- _JOB_: Using the records that follow, copy every line containing the word "托运委托书".

-- Start of INFORMATION SUPPLIED --

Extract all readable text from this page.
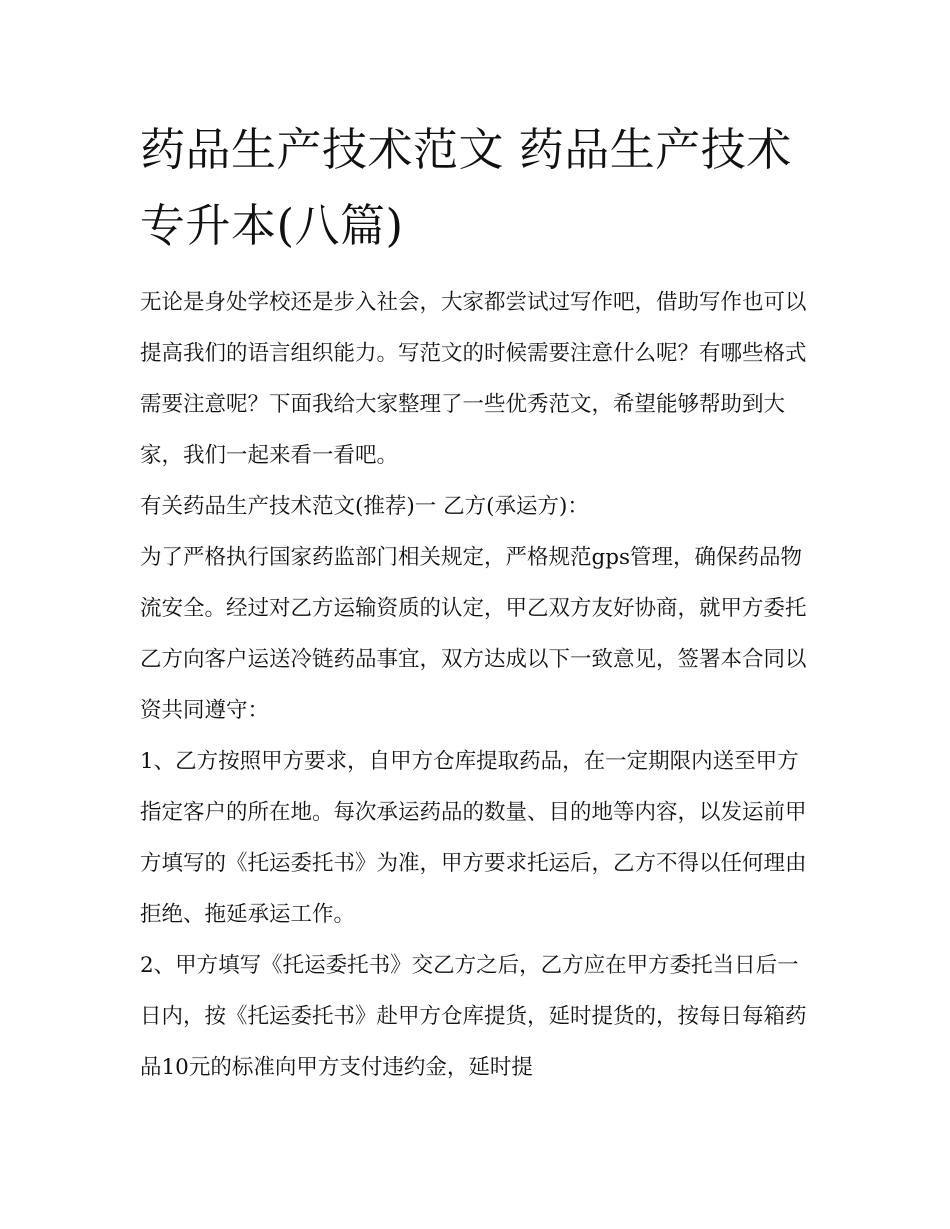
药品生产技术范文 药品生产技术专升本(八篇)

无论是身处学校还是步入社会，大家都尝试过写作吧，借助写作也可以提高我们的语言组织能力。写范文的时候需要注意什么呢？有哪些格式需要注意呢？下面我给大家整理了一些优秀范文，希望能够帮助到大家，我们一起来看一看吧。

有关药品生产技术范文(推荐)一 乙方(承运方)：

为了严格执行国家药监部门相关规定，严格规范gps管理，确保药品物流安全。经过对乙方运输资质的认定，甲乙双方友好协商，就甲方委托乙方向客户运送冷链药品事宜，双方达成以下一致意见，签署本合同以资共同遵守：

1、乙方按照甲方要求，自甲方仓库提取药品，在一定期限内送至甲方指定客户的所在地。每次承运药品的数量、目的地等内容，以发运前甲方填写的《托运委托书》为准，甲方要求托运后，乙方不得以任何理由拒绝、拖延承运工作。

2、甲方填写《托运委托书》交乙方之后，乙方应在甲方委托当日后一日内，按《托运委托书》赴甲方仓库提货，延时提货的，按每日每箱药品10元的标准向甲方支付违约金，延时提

-- End of INFORMATION SUPPLIED --

- _EXERCISE RESPONSE_:
1、乙方按照甲方要求，自甲方仓库提取药品，在一定期限内送至甲方指定客户的所在地。每次承运药品的数量、目的地等内容，以发运前甲方填写的《托运委托书》为准，甲方要求托运后，乙方不得以任何理由拒绝、拖延承运工作。
2、甲方填写《托运委托书》交乙方之后，乙方应在甲方委托当日后一日内，按《托运委托书》赴甲方仓库提货，延时提货的，按每日每箱药品10元的标准向甲方支付违约金，延时提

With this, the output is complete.